Exercise instructions
Search the listing below for the word "ticket" and copy each line that holds it.

Dataset records
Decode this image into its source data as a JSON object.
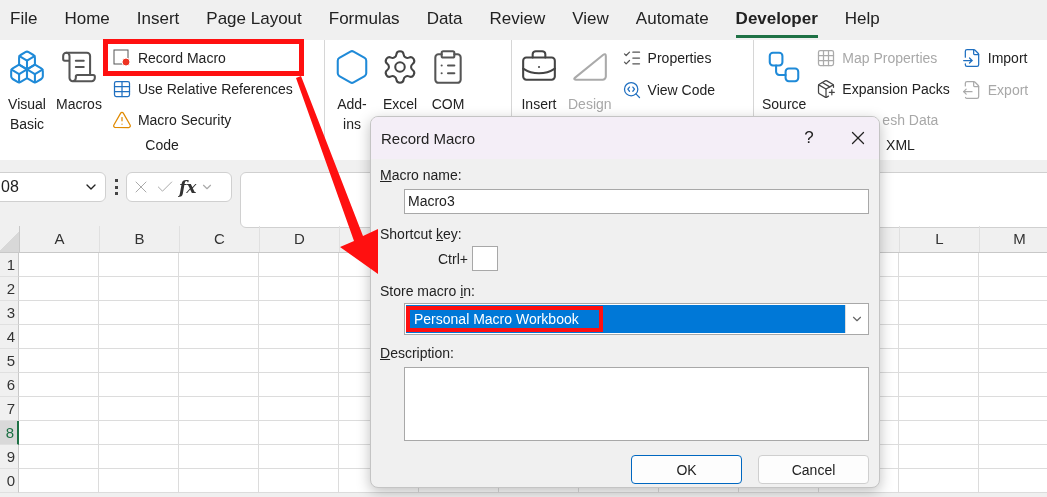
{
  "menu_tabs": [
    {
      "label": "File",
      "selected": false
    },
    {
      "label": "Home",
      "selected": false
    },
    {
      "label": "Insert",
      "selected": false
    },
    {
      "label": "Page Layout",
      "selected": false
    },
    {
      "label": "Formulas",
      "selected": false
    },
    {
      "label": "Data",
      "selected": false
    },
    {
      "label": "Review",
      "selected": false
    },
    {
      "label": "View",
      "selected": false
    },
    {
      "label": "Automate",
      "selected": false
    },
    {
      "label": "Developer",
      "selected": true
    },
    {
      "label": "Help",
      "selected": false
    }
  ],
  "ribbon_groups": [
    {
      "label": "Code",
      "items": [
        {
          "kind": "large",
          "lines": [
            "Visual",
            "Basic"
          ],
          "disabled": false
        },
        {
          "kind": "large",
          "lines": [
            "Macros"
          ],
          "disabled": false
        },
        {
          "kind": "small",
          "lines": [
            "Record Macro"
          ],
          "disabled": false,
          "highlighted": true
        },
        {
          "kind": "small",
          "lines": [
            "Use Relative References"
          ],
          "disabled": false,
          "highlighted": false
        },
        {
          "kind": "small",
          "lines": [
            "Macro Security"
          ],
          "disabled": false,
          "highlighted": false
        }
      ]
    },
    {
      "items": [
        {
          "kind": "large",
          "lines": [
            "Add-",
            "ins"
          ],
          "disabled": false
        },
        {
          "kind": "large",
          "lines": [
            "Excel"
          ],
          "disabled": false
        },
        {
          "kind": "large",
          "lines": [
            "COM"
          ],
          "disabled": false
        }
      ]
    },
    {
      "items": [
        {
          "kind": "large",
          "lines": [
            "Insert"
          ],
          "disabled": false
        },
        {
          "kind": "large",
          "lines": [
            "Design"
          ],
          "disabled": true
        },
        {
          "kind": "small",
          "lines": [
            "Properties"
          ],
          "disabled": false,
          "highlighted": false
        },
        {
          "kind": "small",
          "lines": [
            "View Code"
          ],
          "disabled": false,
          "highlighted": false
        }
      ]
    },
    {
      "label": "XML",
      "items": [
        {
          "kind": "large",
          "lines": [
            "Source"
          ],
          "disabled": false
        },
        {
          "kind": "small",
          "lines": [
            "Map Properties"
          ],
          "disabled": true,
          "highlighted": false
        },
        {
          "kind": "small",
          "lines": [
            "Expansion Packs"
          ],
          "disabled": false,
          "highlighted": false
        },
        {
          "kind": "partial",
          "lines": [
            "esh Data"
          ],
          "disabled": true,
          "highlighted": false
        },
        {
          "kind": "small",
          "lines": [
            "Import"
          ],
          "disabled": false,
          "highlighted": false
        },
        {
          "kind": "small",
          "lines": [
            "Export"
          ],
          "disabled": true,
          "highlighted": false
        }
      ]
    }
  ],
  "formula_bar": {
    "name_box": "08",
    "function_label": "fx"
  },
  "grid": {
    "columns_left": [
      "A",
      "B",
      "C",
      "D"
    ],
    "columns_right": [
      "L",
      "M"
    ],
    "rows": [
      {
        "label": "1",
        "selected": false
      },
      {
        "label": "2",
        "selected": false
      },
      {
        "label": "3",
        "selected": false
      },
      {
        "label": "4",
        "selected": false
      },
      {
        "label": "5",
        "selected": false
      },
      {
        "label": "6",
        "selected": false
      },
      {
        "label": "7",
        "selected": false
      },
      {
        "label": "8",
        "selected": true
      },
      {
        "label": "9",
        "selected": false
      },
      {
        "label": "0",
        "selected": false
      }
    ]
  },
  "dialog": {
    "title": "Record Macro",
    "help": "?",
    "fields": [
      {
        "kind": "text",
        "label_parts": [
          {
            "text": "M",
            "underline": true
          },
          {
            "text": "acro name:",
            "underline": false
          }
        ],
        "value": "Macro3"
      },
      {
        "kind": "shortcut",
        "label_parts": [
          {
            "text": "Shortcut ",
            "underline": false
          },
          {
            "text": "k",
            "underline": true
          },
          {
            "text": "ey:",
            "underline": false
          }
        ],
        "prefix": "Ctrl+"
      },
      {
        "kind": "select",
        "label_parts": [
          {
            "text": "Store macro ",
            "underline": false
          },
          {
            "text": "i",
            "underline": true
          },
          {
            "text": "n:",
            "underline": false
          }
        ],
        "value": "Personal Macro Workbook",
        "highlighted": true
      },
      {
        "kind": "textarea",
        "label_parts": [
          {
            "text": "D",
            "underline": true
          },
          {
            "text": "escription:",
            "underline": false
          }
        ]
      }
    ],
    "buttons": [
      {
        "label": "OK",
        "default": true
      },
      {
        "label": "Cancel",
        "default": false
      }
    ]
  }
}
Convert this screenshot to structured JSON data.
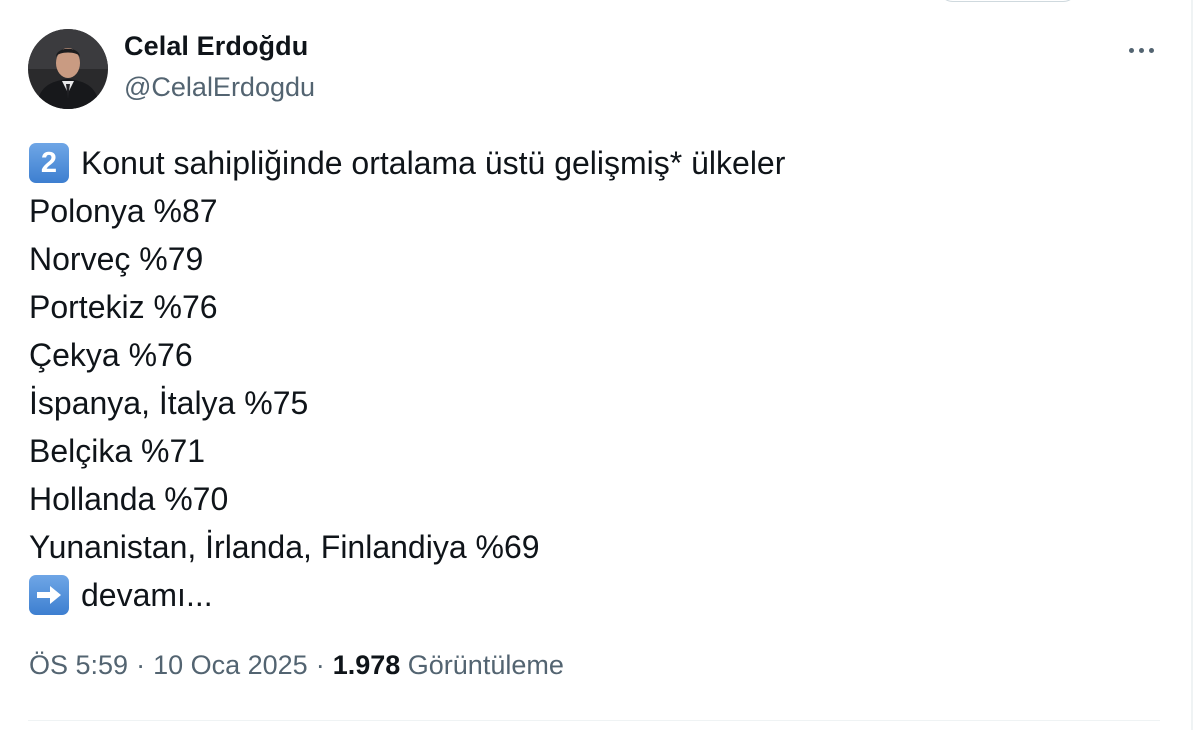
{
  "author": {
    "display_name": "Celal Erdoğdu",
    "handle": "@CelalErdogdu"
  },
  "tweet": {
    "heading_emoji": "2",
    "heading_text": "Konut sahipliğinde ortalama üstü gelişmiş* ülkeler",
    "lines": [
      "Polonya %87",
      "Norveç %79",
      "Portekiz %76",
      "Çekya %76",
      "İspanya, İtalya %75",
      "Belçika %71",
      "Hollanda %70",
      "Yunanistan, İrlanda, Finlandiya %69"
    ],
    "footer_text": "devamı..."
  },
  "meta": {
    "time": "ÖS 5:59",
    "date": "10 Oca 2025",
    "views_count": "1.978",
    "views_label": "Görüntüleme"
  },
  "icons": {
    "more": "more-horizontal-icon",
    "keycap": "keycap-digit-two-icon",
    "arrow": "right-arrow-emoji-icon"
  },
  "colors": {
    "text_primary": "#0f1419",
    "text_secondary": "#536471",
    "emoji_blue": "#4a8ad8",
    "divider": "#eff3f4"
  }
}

...

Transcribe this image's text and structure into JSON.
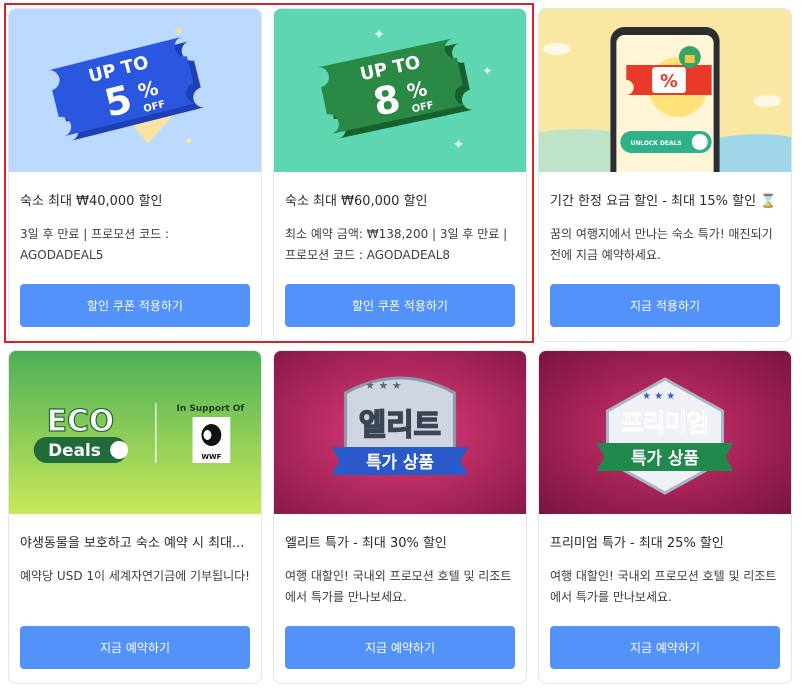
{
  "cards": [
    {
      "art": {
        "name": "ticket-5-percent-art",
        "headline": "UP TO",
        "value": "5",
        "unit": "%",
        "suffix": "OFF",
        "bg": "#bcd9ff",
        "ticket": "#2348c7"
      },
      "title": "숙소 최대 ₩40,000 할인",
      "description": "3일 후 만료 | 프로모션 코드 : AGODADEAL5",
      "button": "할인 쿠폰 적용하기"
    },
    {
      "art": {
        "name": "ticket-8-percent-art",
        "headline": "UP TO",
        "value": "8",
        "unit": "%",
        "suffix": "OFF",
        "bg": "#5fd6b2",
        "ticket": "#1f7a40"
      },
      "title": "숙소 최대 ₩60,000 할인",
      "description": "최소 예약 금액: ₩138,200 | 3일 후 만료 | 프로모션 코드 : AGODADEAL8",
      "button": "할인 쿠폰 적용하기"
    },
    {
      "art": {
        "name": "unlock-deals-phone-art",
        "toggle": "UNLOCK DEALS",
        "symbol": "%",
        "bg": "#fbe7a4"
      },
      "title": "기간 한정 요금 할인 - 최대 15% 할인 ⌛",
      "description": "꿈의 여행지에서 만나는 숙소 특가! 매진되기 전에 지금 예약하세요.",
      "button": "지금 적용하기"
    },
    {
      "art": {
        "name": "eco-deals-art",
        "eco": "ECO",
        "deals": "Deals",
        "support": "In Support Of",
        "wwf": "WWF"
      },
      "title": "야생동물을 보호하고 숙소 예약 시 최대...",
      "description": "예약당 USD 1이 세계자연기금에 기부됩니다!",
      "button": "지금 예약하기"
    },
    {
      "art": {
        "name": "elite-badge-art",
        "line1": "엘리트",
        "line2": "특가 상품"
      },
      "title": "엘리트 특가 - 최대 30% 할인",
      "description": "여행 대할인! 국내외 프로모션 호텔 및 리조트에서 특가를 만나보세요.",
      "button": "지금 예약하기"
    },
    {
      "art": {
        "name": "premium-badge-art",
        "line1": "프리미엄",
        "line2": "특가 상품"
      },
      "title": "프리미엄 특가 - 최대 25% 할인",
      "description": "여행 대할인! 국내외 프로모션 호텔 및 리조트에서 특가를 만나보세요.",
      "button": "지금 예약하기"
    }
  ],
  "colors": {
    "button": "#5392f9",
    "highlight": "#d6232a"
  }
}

...

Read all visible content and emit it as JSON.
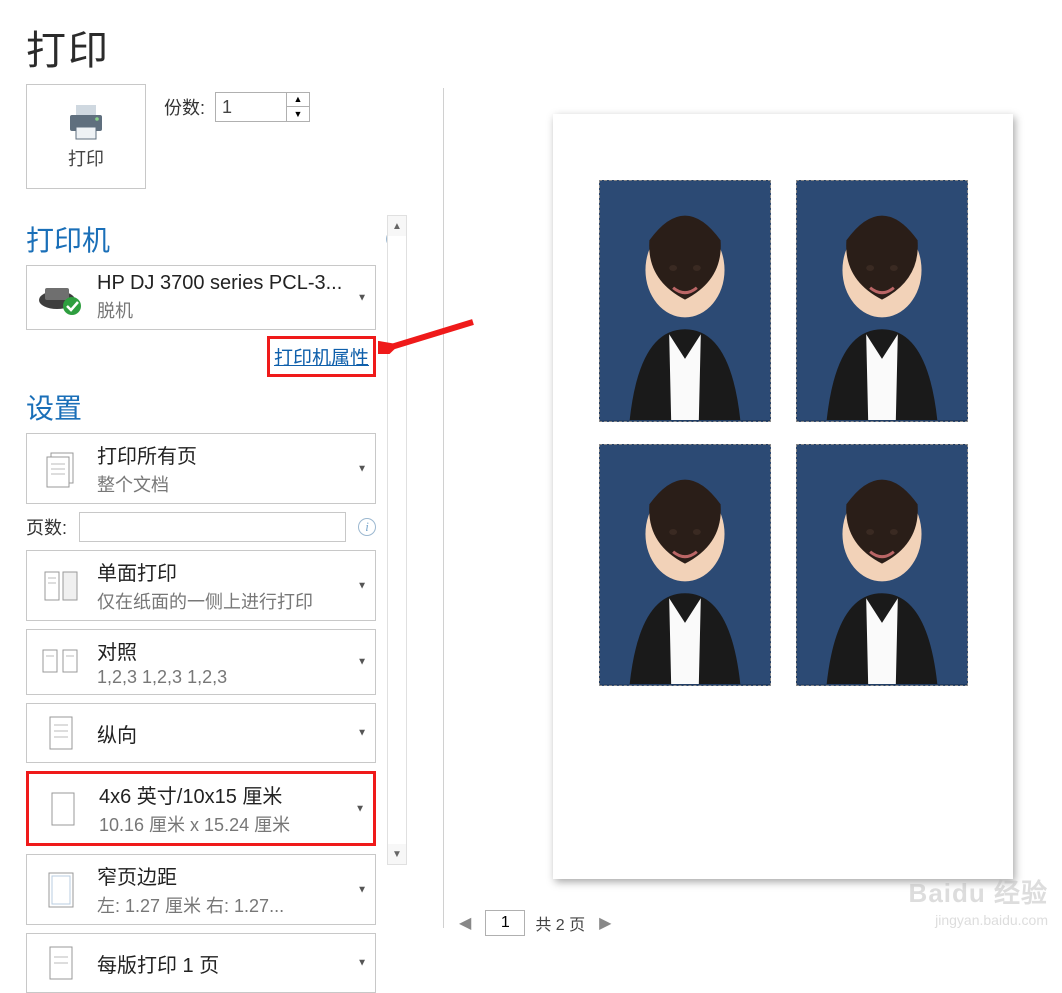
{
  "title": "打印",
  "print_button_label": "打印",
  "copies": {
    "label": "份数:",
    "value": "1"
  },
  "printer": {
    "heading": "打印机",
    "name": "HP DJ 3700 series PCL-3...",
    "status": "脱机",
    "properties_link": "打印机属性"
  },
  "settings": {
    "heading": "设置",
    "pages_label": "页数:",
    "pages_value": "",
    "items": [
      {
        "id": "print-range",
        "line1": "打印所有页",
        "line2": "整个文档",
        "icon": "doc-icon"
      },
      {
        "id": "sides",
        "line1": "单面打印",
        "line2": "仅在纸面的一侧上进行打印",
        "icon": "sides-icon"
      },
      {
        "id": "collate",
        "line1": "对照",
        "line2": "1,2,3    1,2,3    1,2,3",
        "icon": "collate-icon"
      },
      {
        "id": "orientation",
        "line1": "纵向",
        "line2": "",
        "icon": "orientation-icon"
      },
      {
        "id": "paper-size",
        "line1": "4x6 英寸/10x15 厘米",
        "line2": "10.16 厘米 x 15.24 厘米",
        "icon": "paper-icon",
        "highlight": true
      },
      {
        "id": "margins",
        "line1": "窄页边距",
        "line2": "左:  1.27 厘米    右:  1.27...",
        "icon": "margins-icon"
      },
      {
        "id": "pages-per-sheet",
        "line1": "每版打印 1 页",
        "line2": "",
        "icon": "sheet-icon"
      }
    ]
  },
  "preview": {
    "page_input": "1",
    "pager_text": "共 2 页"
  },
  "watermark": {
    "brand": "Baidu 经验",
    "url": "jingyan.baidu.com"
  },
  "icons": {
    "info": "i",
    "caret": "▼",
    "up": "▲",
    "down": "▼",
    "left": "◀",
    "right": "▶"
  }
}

Expected answer
        "name": "ticket-5-percent-art",
        "ticket": "#2348c7"
        "name": "ticket-8-percent-art",
        "ticket": "#1f7a40"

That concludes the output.